▸ What to do
Gather every line in the records below that contains the word "ylabel".
━━━ Exercise input
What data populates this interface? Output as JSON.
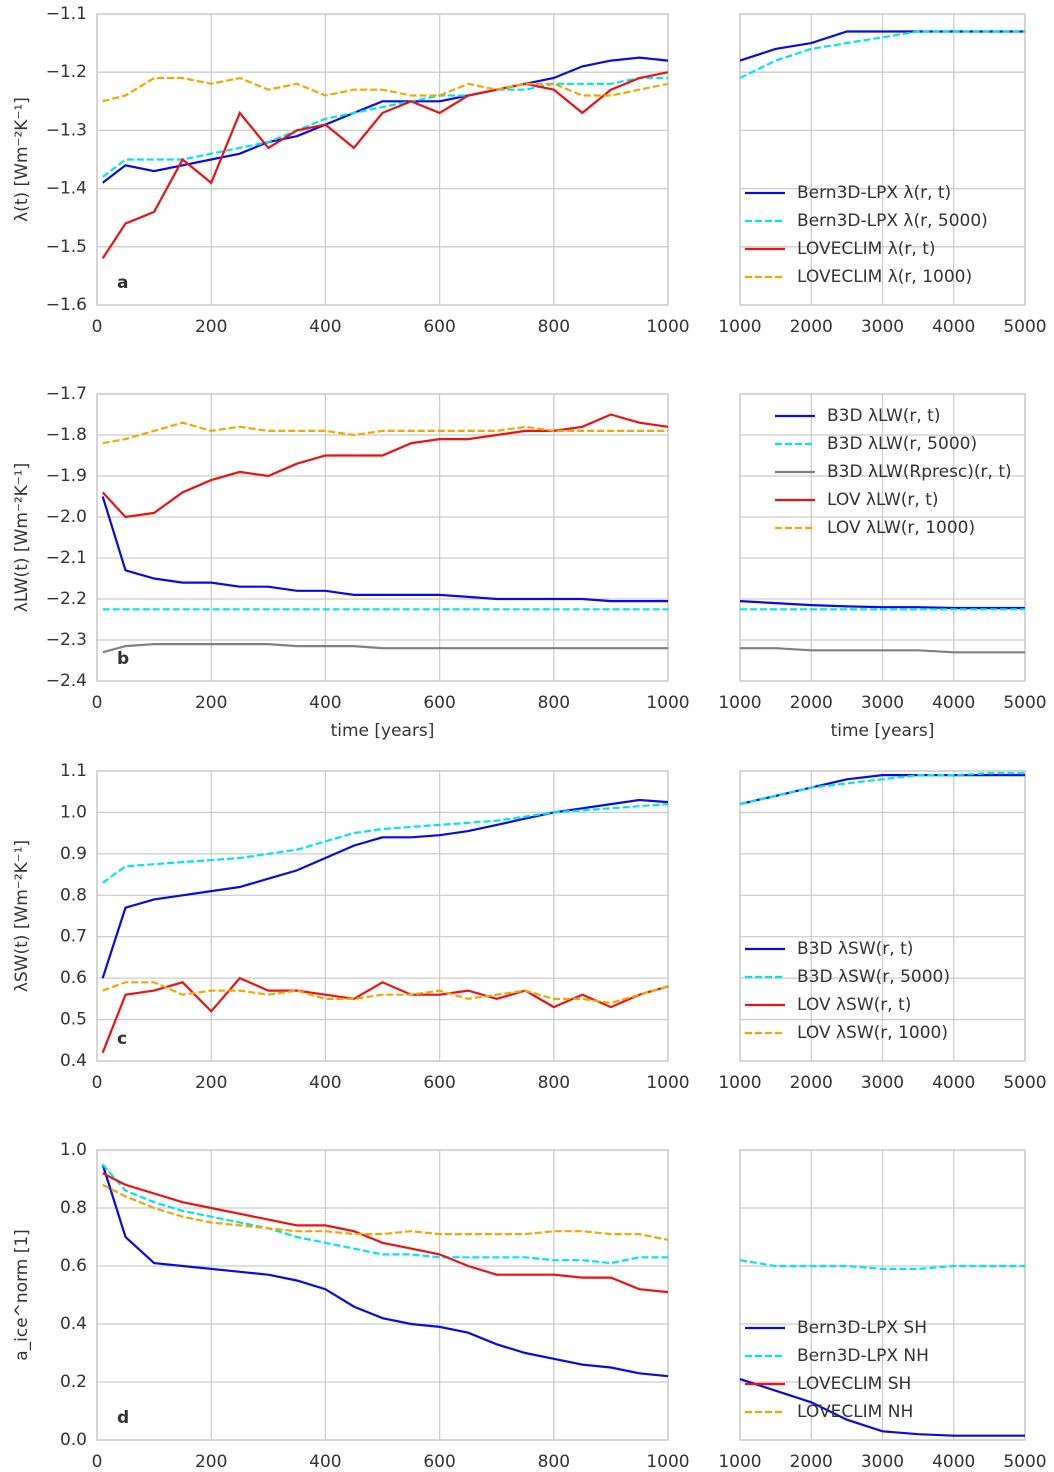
{
  "chart_data": [
    {
      "type": "line",
      "label": "a",
      "ylabel": "λ(t) [Wm⁻²K⁻¹]",
      "x": [
        10,
        50,
        100,
        150,
        200,
        250,
        300,
        350,
        400,
        450,
        500,
        550,
        600,
        650,
        700,
        750,
        800,
        850,
        900,
        950,
        1000
      ],
      "xlim": [
        0,
        1000
      ],
      "xticks": [
        0,
        200,
        400,
        600,
        800,
        1000
      ],
      "ylim": [
        -1.6,
        -1.1
      ],
      "yticks": [
        {
          "value": -1.6,
          "label": "−1.6"
        },
        {
          "value": -1.5,
          "label": "−1.5"
        },
        {
          "value": -1.4,
          "label": "−1.4"
        },
        {
          "value": -1.3,
          "label": "−1.3"
        },
        {
          "value": -1.2,
          "label": "−1.2"
        },
        {
          "value": -1.1,
          "label": "−1.1"
        }
      ],
      "grid": true,
      "series": [
        {
          "color": "#0a0ae6",
          "style": "solid",
          "values": [
            -1.39,
            -1.36,
            -1.37,
            -1.36,
            -1.35,
            -1.34,
            -1.32,
            -1.31,
            -1.29,
            -1.27,
            -1.25,
            -1.25,
            -1.25,
            -1.24,
            -1.23,
            -1.22,
            -1.21,
            -1.19,
            -1.18,
            -1.175,
            -1.18
          ]
        },
        {
          "color": "#00e5ee",
          "style": "dashed",
          "values": [
            -1.38,
            -1.35,
            -1.35,
            -1.35,
            -1.34,
            -1.33,
            -1.32,
            -1.3,
            -1.28,
            -1.27,
            -1.26,
            -1.25,
            -1.24,
            -1.24,
            -1.23,
            -1.23,
            -1.22,
            -1.22,
            -1.22,
            -1.21,
            -1.21
          ]
        },
        {
          "color": "#ee1111",
          "style": "solid",
          "values": [
            -1.52,
            -1.46,
            -1.44,
            -1.35,
            -1.39,
            -1.27,
            -1.33,
            -1.3,
            -1.29,
            -1.33,
            -1.27,
            -1.25,
            -1.27,
            -1.24,
            -1.23,
            -1.22,
            -1.23,
            -1.27,
            -1.23,
            -1.21,
            -1.2
          ]
        },
        {
          "color": "#f5a500",
          "style": "dashed",
          "values": [
            -1.25,
            -1.24,
            -1.21,
            -1.21,
            -1.22,
            -1.21,
            -1.23,
            -1.22,
            -1.24,
            -1.23,
            -1.23,
            -1.24,
            -1.24,
            -1.22,
            -1.23,
            -1.22,
            -1.22,
            -1.24,
            -1.24,
            -1.23,
            -1.22
          ]
        }
      ]
    },
    {
      "type": "line",
      "legend": "lower right",
      "x": [
        1000,
        1500,
        2000,
        2500,
        3000,
        3500,
        4000,
        4500,
        5000
      ],
      "xlim": [
        1000,
        5000
      ],
      "xticks": [
        1000,
        2000,
        3000,
        4000,
        5000
      ],
      "series": [
        {
          "name": "Bern3D-LPX λ(r, t)",
          "color": "#0a0ae6",
          "style": "solid",
          "values": [
            -1.18,
            -1.16,
            -1.15,
            -1.13,
            -1.13,
            -1.13,
            -1.13,
            -1.13,
            -1.13
          ]
        },
        {
          "name": "Bern3D-LPX λ(r, 5000)",
          "color": "#00e5ee",
          "style": "dashed",
          "values": [
            -1.21,
            -1.18,
            -1.16,
            -1.15,
            -1.14,
            -1.13,
            -1.13,
            -1.13,
            -1.13
          ]
        },
        {
          "name": "LOVECLIM λ(r, t)",
          "color": "#ee1111",
          "style": "solid",
          "values": [
            null,
            null,
            null,
            null,
            null,
            null,
            null,
            null,
            null
          ]
        },
        {
          "name": "LOVECLIM λ(r, 1000)",
          "color": "#f5a500",
          "style": "dashed",
          "values": [
            null,
            null,
            null,
            null,
            null,
            null,
            null,
            null,
            null
          ]
        }
      ]
    },
    {
      "type": "line",
      "label": "b",
      "ylabel": "λLW(t) [Wm⁻²K⁻¹]",
      "xlabel": "time [years]",
      "x": [
        10,
        50,
        100,
        150,
        200,
        250,
        300,
        350,
        400,
        450,
        500,
        550,
        600,
        650,
        700,
        750,
        800,
        850,
        900,
        950,
        1000
      ],
      "xlim": [
        0,
        1000
      ],
      "xticks": [
        0,
        200,
        400,
        600,
        800,
        1000
      ],
      "ylim": [
        -2.4,
        -1.7
      ],
      "yticks": [
        {
          "value": -2.4,
          "label": "−2.4"
        },
        {
          "value": -2.3,
          "label": "−2.3"
        },
        {
          "value": -2.2,
          "label": "−2.2"
        },
        {
          "value": -2.1,
          "label": "−2.1"
        },
        {
          "value": -2.0,
          "label": "−2.0"
        },
        {
          "value": -1.9,
          "label": "−1.9"
        },
        {
          "value": -1.8,
          "label": "−1.8"
        },
        {
          "value": -1.7,
          "label": "−1.7"
        }
      ],
      "grid": true,
      "series": [
        {
          "color": "#0a0ae6",
          "style": "solid",
          "values": [
            -1.95,
            -2.13,
            -2.15,
            -2.16,
            -2.16,
            -2.17,
            -2.17,
            -2.18,
            -2.18,
            -2.19,
            -2.19,
            -2.19,
            -2.19,
            -2.195,
            -2.2,
            -2.2,
            -2.2,
            -2.2,
            -2.205,
            -2.205,
            -2.205
          ]
        },
        {
          "color": "#00e5ee",
          "style": "dashed",
          "values": [
            -2.225,
            -2.225,
            -2.225,
            -2.225,
            -2.225,
            -2.225,
            -2.225,
            -2.225,
            -2.225,
            -2.225,
            -2.225,
            -2.225,
            -2.225,
            -2.225,
            -2.225,
            -2.225,
            -2.225,
            -2.225,
            -2.225,
            -2.225,
            -2.225
          ]
        },
        {
          "color": "#808080",
          "style": "solid",
          "values": [
            -2.33,
            -2.315,
            -2.31,
            -2.31,
            -2.31,
            -2.31,
            -2.31,
            -2.315,
            -2.315,
            -2.315,
            -2.32,
            -2.32,
            -2.32,
            -2.32,
            -2.32,
            -2.32,
            -2.32,
            -2.32,
            -2.32,
            -2.32,
            -2.32
          ]
        },
        {
          "color": "#ee1111",
          "style": "solid",
          "values": [
            -1.94,
            -2.0,
            -1.99,
            -1.94,
            -1.91,
            -1.89,
            -1.9,
            -1.87,
            -1.85,
            -1.85,
            -1.85,
            -1.82,
            -1.81,
            -1.81,
            -1.8,
            -1.79,
            -1.79,
            -1.78,
            -1.75,
            -1.77,
            -1.78
          ]
        },
        {
          "color": "#f5a500",
          "style": "dashed",
          "values": [
            -1.82,
            -1.81,
            -1.79,
            -1.77,
            -1.79,
            -1.78,
            -1.79,
            -1.79,
            -1.79,
            -1.8,
            -1.79,
            -1.79,
            -1.79,
            -1.79,
            -1.79,
            -1.78,
            -1.79,
            -1.79,
            -1.79,
            -1.79,
            -1.79
          ]
        }
      ]
    },
    {
      "type": "line",
      "legend": "upper right",
      "xlabel": "time [years]",
      "x": [
        1000,
        1500,
        2000,
        2500,
        3000,
        3500,
        4000,
        4500,
        5000
      ],
      "xlim": [
        1000,
        5000
      ],
      "xticks": [
        1000,
        2000,
        3000,
        4000,
        5000
      ],
      "series": [
        {
          "name": "B3D λLW(r, t)",
          "color": "#0a0ae6",
          "style": "solid",
          "values": [
            -2.205,
            -2.21,
            -2.215,
            -2.218,
            -2.22,
            -2.22,
            -2.222,
            -2.222,
            -2.222
          ]
        },
        {
          "name": "B3D λLW(r, 5000)",
          "color": "#00e5ee",
          "style": "dashed",
          "values": [
            -2.225,
            -2.225,
            -2.225,
            -2.225,
            -2.225,
            -2.225,
            -2.225,
            -2.225,
            -2.225
          ]
        },
        {
          "name": "B3D λLW(Rpresc)(r, t)",
          "color": "#808080",
          "style": "solid",
          "values": [
            -2.32,
            -2.32,
            -2.325,
            -2.325,
            -2.325,
            -2.325,
            -2.33,
            -2.33,
            -2.33
          ]
        },
        {
          "name": "LOV λLW(r, t)",
          "color": "#ee1111",
          "style": "solid",
          "values": [
            null,
            null,
            null,
            null,
            null,
            null,
            null,
            null,
            null
          ]
        },
        {
          "name": "LOV λLW(r, 1000)",
          "color": "#f5a500",
          "style": "dashed",
          "values": [
            null,
            null,
            null,
            null,
            null,
            null,
            null,
            null,
            null
          ]
        }
      ]
    },
    {
      "type": "line",
      "label": "c",
      "ylabel": "λSW(t) [Wm⁻²K⁻¹]",
      "x": [
        10,
        50,
        100,
        150,
        200,
        250,
        300,
        350,
        400,
        450,
        500,
        550,
        600,
        650,
        700,
        750,
        800,
        850,
        900,
        950,
        1000
      ],
      "xlim": [
        0,
        1000
      ],
      "xticks": [
        0,
        200,
        400,
        600,
        800,
        1000
      ],
      "ylim": [
        0.4,
        1.1
      ],
      "yticks": [
        0.4,
        0.5,
        0.6,
        0.7,
        0.8,
        0.9,
        {
          "value": 1.0,
          "label": "1.0"
        },
        1.1
      ],
      "grid": true,
      "series": [
        {
          "color": "#0a0ae6",
          "style": "solid",
          "values": [
            0.6,
            0.77,
            0.79,
            0.8,
            0.81,
            0.82,
            0.84,
            0.86,
            0.89,
            0.92,
            0.94,
            0.94,
            0.945,
            0.955,
            0.97,
            0.985,
            1.0,
            1.01,
            1.02,
            1.03,
            1.025
          ]
        },
        {
          "color": "#00e5ee",
          "style": "dashed",
          "values": [
            0.83,
            0.87,
            0.875,
            0.88,
            0.885,
            0.89,
            0.9,
            0.91,
            0.93,
            0.95,
            0.96,
            0.965,
            0.97,
            0.975,
            0.98,
            0.99,
            1.0,
            1.005,
            1.01,
            1.015,
            1.02
          ]
        },
        {
          "color": "#ee1111",
          "style": "solid",
          "values": [
            0.42,
            0.56,
            0.57,
            0.59,
            0.52,
            0.6,
            0.57,
            0.57,
            0.56,
            0.55,
            0.59,
            0.56,
            0.56,
            0.57,
            0.55,
            0.57,
            0.53,
            0.56,
            0.53,
            0.56,
            0.58
          ]
        },
        {
          "color": "#f5a500",
          "style": "dashed",
          "values": [
            0.57,
            0.59,
            0.59,
            0.56,
            0.57,
            0.57,
            0.56,
            0.57,
            0.55,
            0.55,
            0.56,
            0.56,
            0.57,
            0.55,
            0.56,
            0.57,
            0.55,
            0.55,
            0.54,
            0.56,
            0.58
          ]
        }
      ]
    },
    {
      "type": "line",
      "legend": "lower right",
      "x": [
        1000,
        1500,
        2000,
        2500,
        3000,
        3500,
        4000,
        4500,
        5000
      ],
      "xlim": [
        1000,
        5000
      ],
      "xticks": [
        1000,
        2000,
        3000,
        4000,
        5000
      ],
      "series": [
        {
          "name": "B3D λSW(r, t)",
          "color": "#0a0ae6",
          "style": "solid",
          "values": [
            1.02,
            1.04,
            1.06,
            1.08,
            1.09,
            1.09,
            1.09,
            1.09,
            1.09
          ]
        },
        {
          "name": "B3D λSW(r, 5000)",
          "color": "#00e5ee",
          "style": "dashed",
          "values": [
            1.02,
            1.04,
            1.06,
            1.07,
            1.08,
            1.09,
            1.09,
            1.095,
            1.095
          ]
        },
        {
          "name": "LOV λSW(r, t)",
          "color": "#ee1111",
          "style": "solid",
          "values": [
            null,
            null,
            null,
            null,
            null,
            null,
            null,
            null,
            null
          ]
        },
        {
          "name": "LOV λSW(r, 1000)",
          "color": "#f5a500",
          "style": "dashed",
          "values": [
            null,
            null,
            null,
            null,
            null,
            null,
            null,
            null,
            null
          ]
        }
      ]
    },
    {
      "type": "line",
      "label": "d",
      "ylabel": "a_ice^norm [1]",
      "x": [
        10,
        50,
        100,
        150,
        200,
        250,
        300,
        350,
        400,
        450,
        500,
        550,
        600,
        650,
        700,
        750,
        800,
        850,
        900,
        950,
        1000
      ],
      "xlim": [
        0,
        1000
      ],
      "xticks": [
        0,
        200,
        400,
        600,
        800,
        1000
      ],
      "ylim": [
        0,
        1.0
      ],
      "yticks": [
        {
          "value": 0,
          "label": "0.0"
        },
        0.2,
        0.4,
        0.6,
        0.8,
        {
          "value": 1.0,
          "label": "1.0"
        }
      ],
      "grid": true,
      "series": [
        {
          "color": "#0a0ae6",
          "style": "solid",
          "values": [
            0.95,
            0.7,
            0.61,
            0.6,
            0.59,
            0.58,
            0.57,
            0.55,
            0.52,
            0.46,
            0.42,
            0.4,
            0.39,
            0.37,
            0.33,
            0.3,
            0.28,
            0.26,
            0.25,
            0.23,
            0.22
          ]
        },
        {
          "color": "#00e5ee",
          "style": "dashed",
          "values": [
            0.95,
            0.86,
            0.82,
            0.79,
            0.77,
            0.75,
            0.73,
            0.7,
            0.68,
            0.66,
            0.64,
            0.64,
            0.63,
            0.63,
            0.63,
            0.63,
            0.62,
            0.62,
            0.61,
            0.63,
            0.63
          ]
        },
        {
          "color": "#ee1111",
          "style": "solid",
          "values": [
            0.92,
            0.88,
            0.85,
            0.82,
            0.8,
            0.78,
            0.76,
            0.74,
            0.74,
            0.72,
            0.68,
            0.66,
            0.64,
            0.6,
            0.57,
            0.57,
            0.57,
            0.56,
            0.56,
            0.52,
            0.51
          ]
        },
        {
          "color": "#f5a500",
          "style": "dashed",
          "values": [
            0.88,
            0.84,
            0.8,
            0.77,
            0.75,
            0.74,
            0.73,
            0.72,
            0.72,
            0.71,
            0.71,
            0.72,
            0.71,
            0.71,
            0.71,
            0.71,
            0.72,
            0.72,
            0.71,
            0.71,
            0.69
          ]
        }
      ]
    },
    {
      "type": "line",
      "legend": "lower right",
      "x": [
        1000,
        1500,
        2000,
        2500,
        3000,
        3500,
        4000,
        4500,
        5000
      ],
      "xlim": [
        1000,
        5000
      ],
      "xticks": [
        1000,
        2000,
        3000,
        4000,
        5000
      ],
      "series": [
        {
          "name": "Bern3D-LPX SH",
          "color": "#0a0ae6",
          "style": "solid",
          "values": [
            0.21,
            0.17,
            0.13,
            0.07,
            0.03,
            0.02,
            0.015,
            0.015,
            0.015
          ]
        },
        {
          "name": "Bern3D-LPX NH",
          "color": "#00e5ee",
          "style": "dashed",
          "values": [
            0.62,
            0.6,
            0.6,
            0.6,
            0.59,
            0.59,
            0.6,
            0.6,
            0.6
          ]
        },
        {
          "name": "LOVECLIM SH",
          "color": "#ee1111",
          "style": "solid",
          "values": [
            null,
            null,
            null,
            null,
            null,
            null,
            null,
            null,
            null
          ]
        },
        {
          "name": "LOVECLIM NH",
          "color": "#f5a500",
          "style": "dashed",
          "values": [
            null,
            null,
            null,
            null,
            null,
            null,
            null,
            null,
            null
          ]
        }
      ]
    }
  ]
}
━━━━━━
▸ Completed exercise
      "ylabel": "λ(t) [Wm⁻²K⁻¹]",
      "ylabel": "λLW(t) [Wm⁻²K⁻¹]",
      "ylabel": "λSW(t) [Wm⁻²K⁻¹]",
      "ylabel": "a_ice^norm [1]",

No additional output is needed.